(Dataset entries)
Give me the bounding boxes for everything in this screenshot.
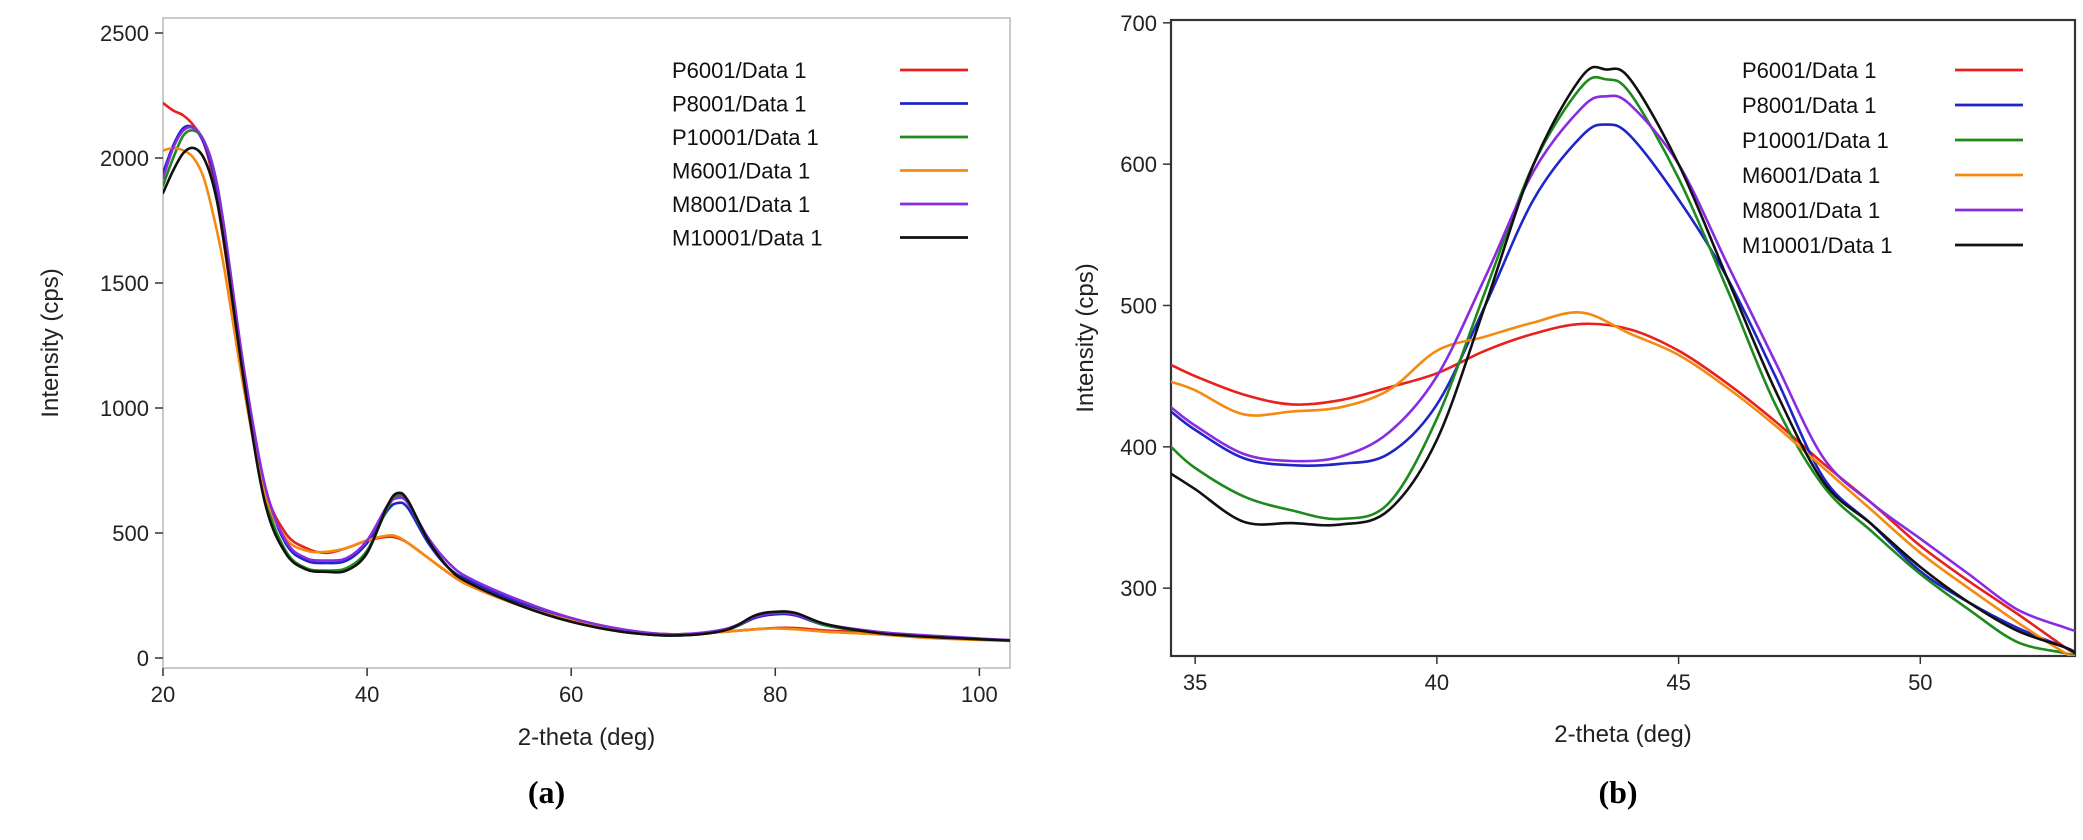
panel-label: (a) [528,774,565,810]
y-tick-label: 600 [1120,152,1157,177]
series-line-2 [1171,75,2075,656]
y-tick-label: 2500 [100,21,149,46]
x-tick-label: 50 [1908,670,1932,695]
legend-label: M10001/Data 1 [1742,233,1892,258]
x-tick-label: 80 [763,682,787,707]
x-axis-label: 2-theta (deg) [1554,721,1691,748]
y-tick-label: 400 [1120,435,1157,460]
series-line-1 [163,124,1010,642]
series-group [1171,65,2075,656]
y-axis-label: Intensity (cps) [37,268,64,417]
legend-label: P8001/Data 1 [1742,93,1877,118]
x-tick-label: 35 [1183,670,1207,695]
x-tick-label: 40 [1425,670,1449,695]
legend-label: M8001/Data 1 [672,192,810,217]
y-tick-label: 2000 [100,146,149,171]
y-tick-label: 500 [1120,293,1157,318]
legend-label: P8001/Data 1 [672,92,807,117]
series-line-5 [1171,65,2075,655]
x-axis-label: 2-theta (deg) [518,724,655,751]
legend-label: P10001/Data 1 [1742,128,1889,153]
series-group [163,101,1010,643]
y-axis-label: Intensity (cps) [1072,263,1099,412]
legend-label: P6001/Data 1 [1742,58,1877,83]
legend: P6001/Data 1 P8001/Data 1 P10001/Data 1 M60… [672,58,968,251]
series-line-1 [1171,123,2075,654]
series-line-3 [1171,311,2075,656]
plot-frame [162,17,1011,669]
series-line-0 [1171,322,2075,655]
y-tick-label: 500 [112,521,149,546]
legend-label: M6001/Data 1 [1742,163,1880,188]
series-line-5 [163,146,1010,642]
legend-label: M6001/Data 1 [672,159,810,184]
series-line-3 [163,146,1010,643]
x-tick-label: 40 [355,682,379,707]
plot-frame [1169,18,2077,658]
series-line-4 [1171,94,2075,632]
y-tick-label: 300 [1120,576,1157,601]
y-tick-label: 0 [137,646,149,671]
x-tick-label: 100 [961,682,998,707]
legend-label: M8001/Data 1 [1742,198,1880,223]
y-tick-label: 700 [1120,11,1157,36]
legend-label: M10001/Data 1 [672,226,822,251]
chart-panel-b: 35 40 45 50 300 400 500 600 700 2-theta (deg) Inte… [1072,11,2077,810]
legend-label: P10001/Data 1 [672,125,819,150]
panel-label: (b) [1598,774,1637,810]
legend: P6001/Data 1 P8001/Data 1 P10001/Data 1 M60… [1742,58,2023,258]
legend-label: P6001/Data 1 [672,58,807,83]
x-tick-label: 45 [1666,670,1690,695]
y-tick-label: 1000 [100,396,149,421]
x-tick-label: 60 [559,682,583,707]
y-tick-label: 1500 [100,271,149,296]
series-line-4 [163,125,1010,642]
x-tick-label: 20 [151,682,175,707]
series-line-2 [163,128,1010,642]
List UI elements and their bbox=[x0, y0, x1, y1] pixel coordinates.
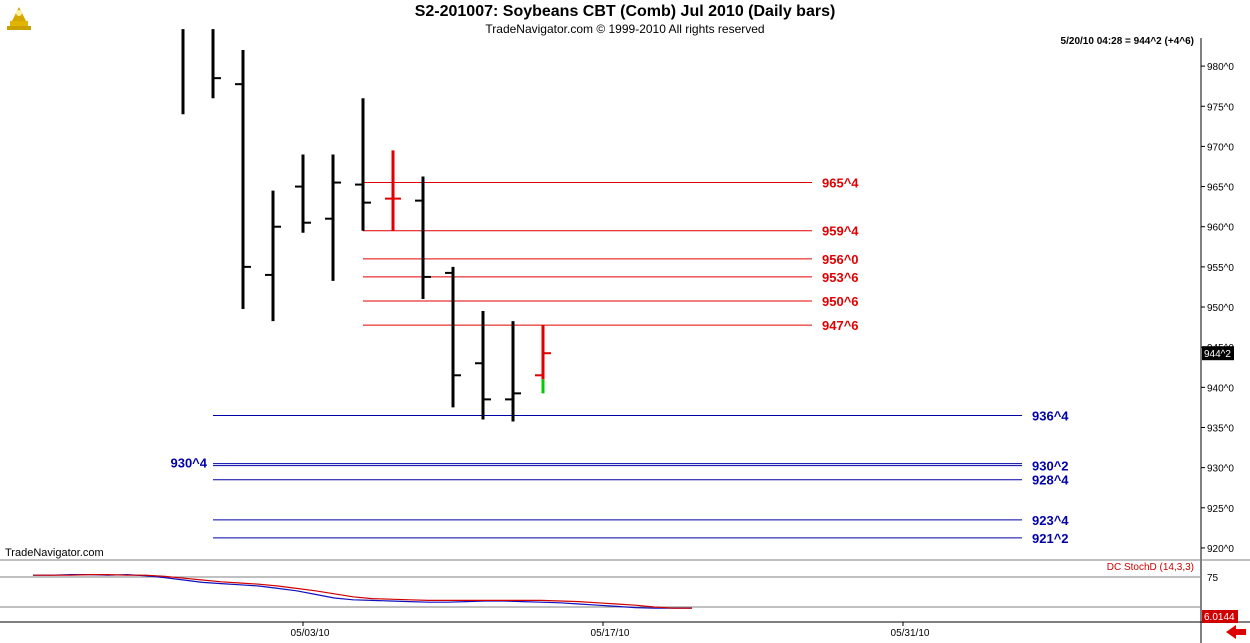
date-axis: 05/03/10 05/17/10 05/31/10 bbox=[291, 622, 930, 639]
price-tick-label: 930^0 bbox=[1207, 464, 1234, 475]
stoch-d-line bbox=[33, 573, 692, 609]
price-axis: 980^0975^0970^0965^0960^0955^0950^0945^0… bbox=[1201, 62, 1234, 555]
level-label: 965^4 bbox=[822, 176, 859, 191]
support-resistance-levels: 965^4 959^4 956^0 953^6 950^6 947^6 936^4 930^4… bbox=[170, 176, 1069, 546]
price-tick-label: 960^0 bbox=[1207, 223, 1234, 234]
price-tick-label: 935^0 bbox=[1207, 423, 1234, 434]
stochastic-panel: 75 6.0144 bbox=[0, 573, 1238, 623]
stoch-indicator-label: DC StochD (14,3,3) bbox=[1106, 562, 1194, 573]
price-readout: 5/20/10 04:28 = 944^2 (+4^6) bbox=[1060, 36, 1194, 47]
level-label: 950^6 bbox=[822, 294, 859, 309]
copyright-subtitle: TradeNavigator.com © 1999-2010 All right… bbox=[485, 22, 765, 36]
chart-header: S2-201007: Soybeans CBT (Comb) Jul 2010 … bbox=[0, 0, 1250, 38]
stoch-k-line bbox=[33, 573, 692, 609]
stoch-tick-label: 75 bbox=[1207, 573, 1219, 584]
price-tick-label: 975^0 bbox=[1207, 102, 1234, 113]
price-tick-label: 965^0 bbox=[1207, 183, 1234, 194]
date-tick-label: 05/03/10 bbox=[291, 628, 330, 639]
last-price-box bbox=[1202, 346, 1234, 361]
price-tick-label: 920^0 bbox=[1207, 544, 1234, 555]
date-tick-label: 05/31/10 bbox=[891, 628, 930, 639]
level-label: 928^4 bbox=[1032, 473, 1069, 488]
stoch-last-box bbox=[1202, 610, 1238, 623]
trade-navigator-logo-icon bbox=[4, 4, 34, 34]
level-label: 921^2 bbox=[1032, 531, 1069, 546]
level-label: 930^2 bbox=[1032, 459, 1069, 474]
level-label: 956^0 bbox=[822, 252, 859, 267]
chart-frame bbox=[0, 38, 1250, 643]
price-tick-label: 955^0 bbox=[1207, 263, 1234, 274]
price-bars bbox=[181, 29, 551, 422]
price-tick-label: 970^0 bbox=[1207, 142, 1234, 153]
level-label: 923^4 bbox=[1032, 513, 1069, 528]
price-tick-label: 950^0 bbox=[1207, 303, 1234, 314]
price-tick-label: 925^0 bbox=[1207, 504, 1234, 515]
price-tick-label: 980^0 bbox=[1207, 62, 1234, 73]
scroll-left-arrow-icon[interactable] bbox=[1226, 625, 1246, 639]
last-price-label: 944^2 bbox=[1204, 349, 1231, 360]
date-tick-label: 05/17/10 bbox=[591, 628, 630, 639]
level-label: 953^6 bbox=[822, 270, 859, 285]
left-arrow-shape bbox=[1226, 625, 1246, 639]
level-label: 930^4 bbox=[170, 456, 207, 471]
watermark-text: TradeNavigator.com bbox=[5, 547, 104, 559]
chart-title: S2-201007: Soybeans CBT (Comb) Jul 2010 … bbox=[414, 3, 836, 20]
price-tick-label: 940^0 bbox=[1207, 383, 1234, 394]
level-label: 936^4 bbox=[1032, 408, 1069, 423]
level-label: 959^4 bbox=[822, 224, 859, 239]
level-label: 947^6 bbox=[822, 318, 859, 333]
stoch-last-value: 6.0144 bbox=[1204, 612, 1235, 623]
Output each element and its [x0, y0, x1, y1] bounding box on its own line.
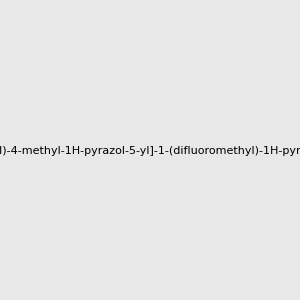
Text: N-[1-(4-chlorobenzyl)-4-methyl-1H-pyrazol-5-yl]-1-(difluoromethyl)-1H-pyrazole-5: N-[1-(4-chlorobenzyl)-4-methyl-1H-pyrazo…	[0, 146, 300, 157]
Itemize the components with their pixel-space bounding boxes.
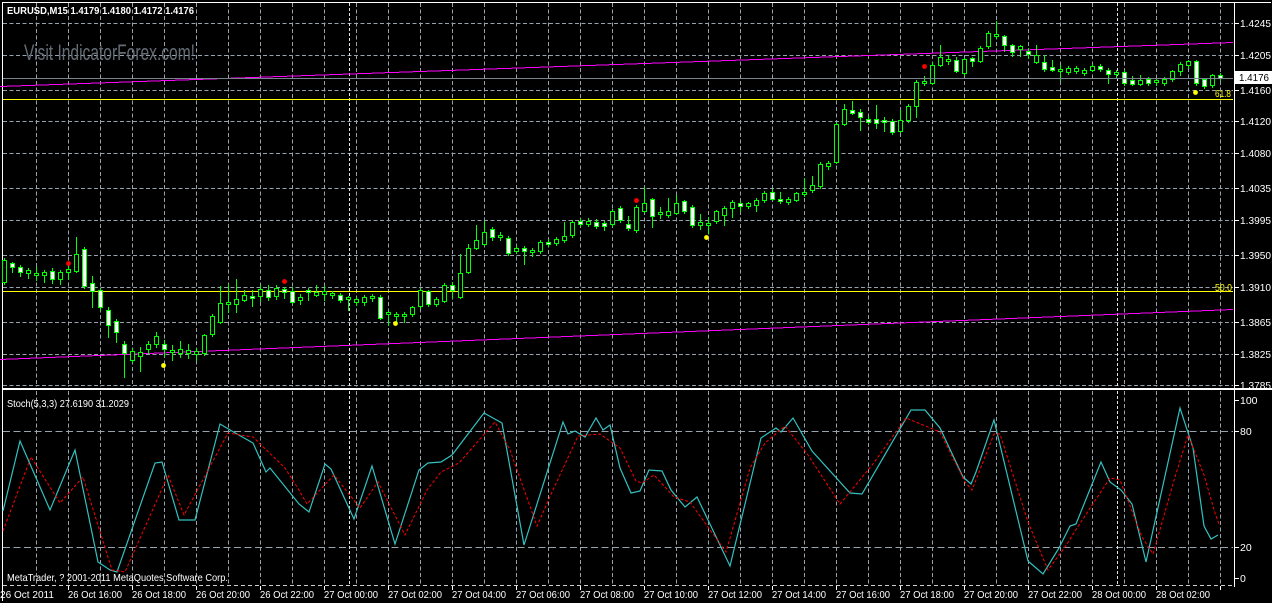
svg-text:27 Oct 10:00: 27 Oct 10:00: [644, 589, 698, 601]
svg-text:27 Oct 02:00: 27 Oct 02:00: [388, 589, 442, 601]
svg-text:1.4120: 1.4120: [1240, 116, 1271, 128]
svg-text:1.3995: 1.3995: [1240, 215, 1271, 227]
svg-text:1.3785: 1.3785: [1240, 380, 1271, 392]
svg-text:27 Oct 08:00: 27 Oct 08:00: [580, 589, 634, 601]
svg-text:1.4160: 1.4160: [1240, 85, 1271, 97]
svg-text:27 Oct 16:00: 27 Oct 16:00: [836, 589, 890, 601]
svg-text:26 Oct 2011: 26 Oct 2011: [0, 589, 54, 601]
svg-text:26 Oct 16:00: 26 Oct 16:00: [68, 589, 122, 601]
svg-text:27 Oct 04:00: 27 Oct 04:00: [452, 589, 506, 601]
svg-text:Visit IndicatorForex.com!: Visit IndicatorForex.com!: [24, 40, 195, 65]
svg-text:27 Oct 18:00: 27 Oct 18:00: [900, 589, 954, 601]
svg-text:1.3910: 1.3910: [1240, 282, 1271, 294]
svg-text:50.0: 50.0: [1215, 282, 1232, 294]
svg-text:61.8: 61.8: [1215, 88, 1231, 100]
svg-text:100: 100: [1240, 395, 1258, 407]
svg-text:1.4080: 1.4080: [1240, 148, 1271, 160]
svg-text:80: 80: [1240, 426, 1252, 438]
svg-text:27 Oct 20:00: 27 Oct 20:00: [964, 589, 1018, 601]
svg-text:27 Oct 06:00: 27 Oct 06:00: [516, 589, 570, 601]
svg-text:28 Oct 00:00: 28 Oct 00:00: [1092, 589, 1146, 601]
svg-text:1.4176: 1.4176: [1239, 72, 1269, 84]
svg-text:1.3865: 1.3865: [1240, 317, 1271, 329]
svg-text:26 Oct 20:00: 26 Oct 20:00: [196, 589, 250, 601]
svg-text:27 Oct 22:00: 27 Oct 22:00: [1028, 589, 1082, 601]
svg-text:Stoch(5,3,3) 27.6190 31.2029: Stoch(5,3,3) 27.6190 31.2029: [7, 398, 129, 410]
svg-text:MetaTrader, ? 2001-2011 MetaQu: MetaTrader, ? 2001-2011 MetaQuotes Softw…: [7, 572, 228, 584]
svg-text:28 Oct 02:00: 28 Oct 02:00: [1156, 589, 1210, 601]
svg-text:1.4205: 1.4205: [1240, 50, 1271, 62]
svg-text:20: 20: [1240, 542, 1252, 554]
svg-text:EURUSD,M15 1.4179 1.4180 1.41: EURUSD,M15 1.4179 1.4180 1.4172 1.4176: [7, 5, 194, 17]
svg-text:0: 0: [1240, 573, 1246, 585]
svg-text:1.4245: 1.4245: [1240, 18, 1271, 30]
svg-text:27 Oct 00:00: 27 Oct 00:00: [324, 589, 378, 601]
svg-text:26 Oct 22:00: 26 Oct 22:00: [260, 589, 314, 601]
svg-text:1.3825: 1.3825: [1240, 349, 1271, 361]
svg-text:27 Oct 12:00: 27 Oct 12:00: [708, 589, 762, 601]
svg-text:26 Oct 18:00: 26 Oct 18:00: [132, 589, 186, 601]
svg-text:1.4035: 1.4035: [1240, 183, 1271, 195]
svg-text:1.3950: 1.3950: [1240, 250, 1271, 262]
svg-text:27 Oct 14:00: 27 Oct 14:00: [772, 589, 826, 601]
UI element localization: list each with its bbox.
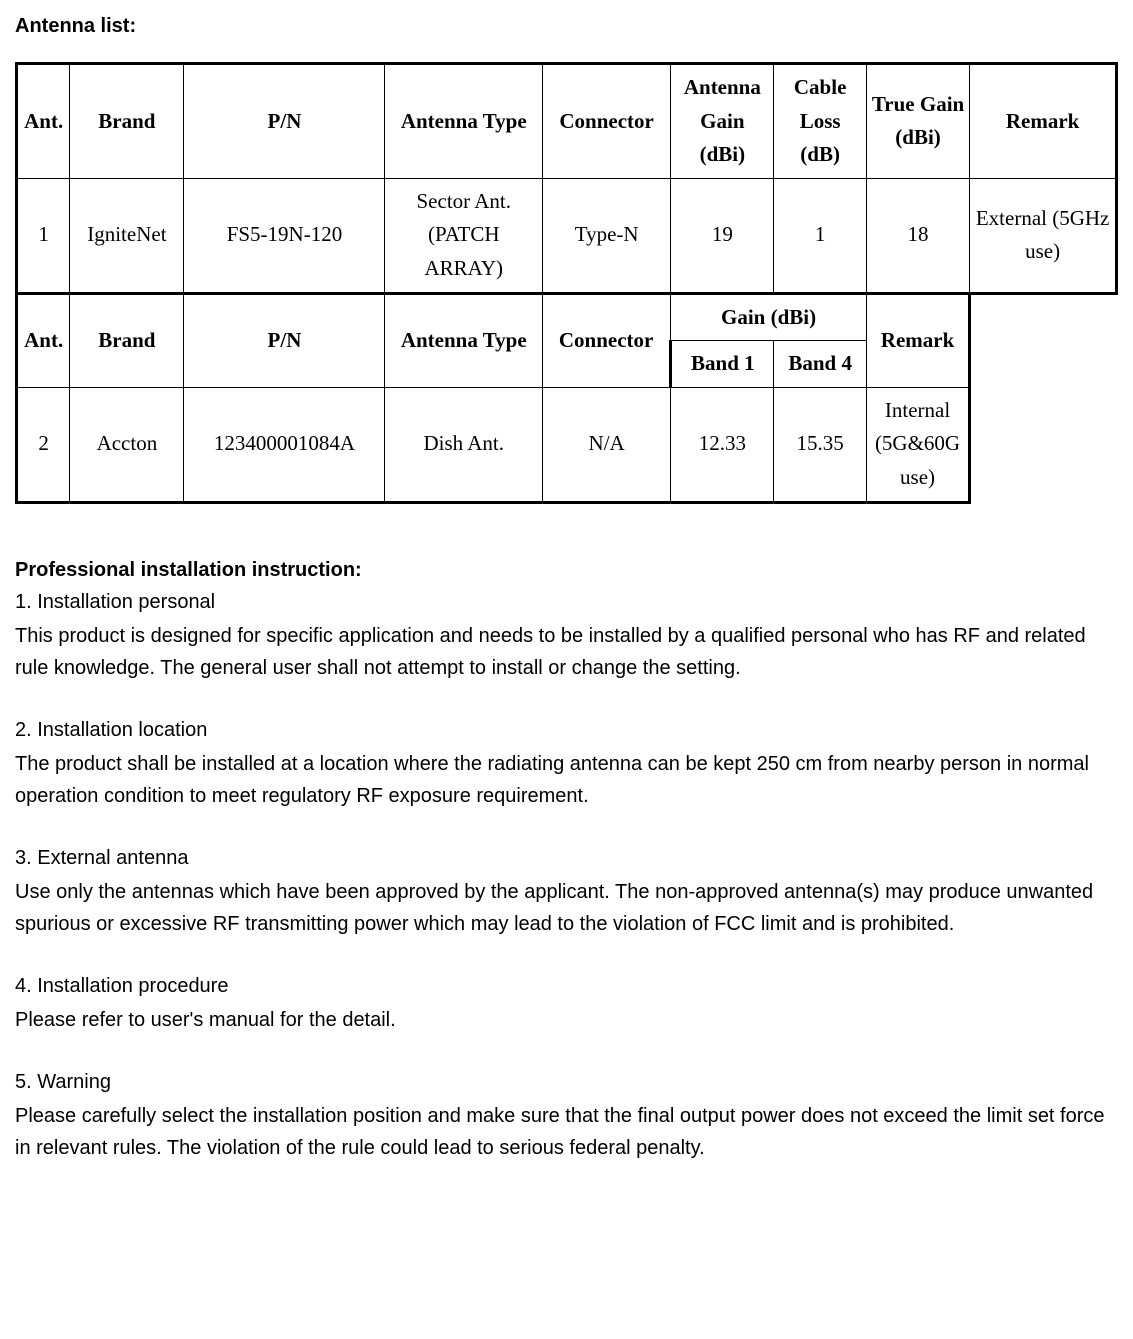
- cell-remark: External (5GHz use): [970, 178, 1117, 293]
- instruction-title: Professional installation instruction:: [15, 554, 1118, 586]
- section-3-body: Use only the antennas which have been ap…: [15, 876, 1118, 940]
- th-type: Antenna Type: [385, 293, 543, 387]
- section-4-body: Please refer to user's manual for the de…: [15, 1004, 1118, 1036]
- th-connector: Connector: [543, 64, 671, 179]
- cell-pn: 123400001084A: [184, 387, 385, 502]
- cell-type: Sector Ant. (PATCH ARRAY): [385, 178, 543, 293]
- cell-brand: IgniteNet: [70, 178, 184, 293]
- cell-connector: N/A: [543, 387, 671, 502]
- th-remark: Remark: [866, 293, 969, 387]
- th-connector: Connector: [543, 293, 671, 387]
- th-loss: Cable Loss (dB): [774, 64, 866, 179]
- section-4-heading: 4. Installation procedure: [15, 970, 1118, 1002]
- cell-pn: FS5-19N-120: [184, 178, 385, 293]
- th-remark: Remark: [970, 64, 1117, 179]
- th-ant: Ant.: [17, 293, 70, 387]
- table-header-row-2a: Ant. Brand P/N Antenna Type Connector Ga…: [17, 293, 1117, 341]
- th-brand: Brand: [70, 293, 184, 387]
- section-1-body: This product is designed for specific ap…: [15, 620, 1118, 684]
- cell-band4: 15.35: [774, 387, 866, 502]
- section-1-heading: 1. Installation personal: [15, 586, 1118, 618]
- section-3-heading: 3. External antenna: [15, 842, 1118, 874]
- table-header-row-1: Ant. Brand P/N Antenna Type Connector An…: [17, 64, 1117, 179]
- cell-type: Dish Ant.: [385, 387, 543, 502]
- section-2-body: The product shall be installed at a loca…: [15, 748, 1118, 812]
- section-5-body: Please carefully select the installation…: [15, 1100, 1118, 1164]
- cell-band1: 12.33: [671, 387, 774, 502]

* **DO THIS**
Copy, without any change, the part of the entries that opens with the line containing "date-axis: 05/03/10 05/17/10" and closes with the line containing "support-resistance-levels: 965^4 959^4", including both of those lines.

* **OUTPUT FOR THIS EXERCISE**
date-axis: 05/03/10 05/17/10 05/31/10 bbox=[291, 622, 930, 639]
price-tick-label: 930^0 bbox=[1207, 464, 1234, 475]
stoch-d-line bbox=[33, 573, 692, 609]
price-axis: 980^0975^0970^0965^0960^0955^0950^0945^0… bbox=[1201, 62, 1234, 555]
level-label: 965^4 bbox=[822, 176, 859, 191]
support-resistance-levels: 965^4 959^4 956^0 953^6 950^6 947^6 936^4 930^4… bbox=[170, 176, 1069, 546]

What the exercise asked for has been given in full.